Collected data
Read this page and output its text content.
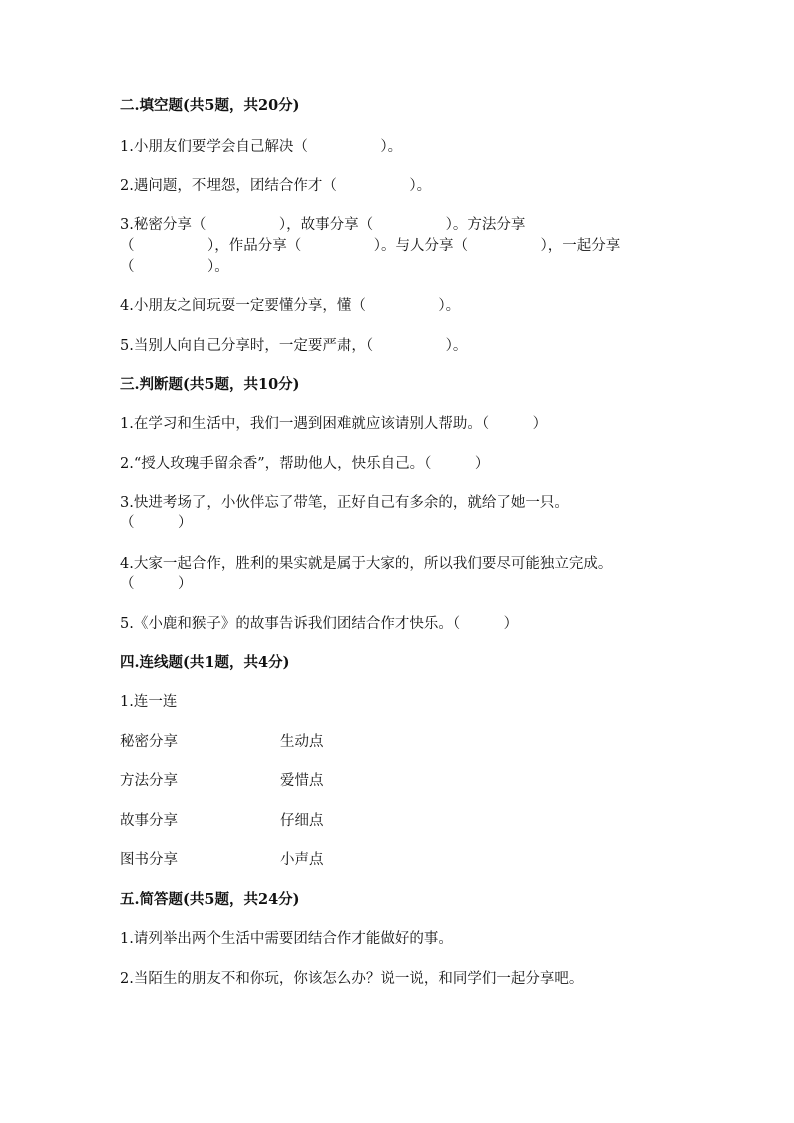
二.填空题(共5题，共20分)
1.小朋友们要学会自己解决（　　　　　）。
2.遇问题，不埋怨，团结合作才（　　　　　）。
3.秘密分享（　　　　　），故事分享（　　　　　）。方法分享
（　　　　　），作品分享（　　　　　）。与人分享（　　　　　），一起分享
（　　　　　）。
4.小朋友之间玩耍一定要懂分享，懂（　　　　　）。
5.当别人向自己分享时，一定要严肃，（　　　　　）。
三.判断题(共5题，共10分)
1.在学习和生活中，我们一遇到困难就应该请别人帮助。（　　　）
2.“授人玫瑰手留余香”，帮助他人，快乐自己。（　　　）
3.快进考场了，小伙伴忘了带笔，正好自己有多余的，就给了她一只。
（　　　）
4.大家一起合作，胜利的果实就是属于大家的，所以我们要尽可能独立完成。
（　　　）
5.《小鹿和猴子》的故事告诉我们团结合作才快乐。（　　　）
四.连线题(共1题，共4分)
1.连一连
秘密分享	生动点
方法分享	爱惜点
故事分享	仔细点
图书分享	小声点
五.简答题(共5题，共24分)
1.请列举出两个生活中需要团结合作才能做好的事。
2.当陌生的朋友不和你玩，你该怎么办？说一说，和同学们一起分享吧。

▸ WHAT YOU WILL DO: Retype every record above exactly as written, but leave out the pictures.

▸ RESULT OF THE TASK:
Read this page and output its text content.
二.填空题(共5题，共20分)
1.小朋友们要学会自己解决（　　　　　）。
2.遇问题，不埋怨，团结合作才（　　　　　）。
3.秘密分享（　　　　　），故事分享（　　　　　）。方法分享
（　　　　　），作品分享（　　　　　）。与人分享（　　　　　），一起分享
（　　　　　）。
4.小朋友之间玩耍一定要懂分享，懂（　　　　　）。
5.当别人向自己分享时，一定要严肃，（　　　　　）。
三.判断题(共5题，共10分)
1.在学习和生活中，我们一遇到困难就应该请别人帮助。（　　　）
2.“授人玫瑰手留余香”，帮助他人，快乐自己。（　　　）
3.快进考场了，小伙伴忘了带笔，正好自己有多余的，就给了她一只。
（　　　）
4.大家一起合作，胜利的果实就是属于大家的，所以我们要尽可能独立完成。
（　　　）
5.《小鹿和猴子》的故事告诉我们团结合作才快乐。（　　　）
四.连线题(共1题，共4分)
1.连一连
秘密分享	生动点
方法分享	爱惜点
故事分享	仔细点
图书分享	小声点
五.简答题(共5题，共24分)
1.请列举出两个生活中需要团结合作才能做好的事。
2.当陌生的朋友不和你玩，你该怎么办？说一说，和同学们一起分享吧。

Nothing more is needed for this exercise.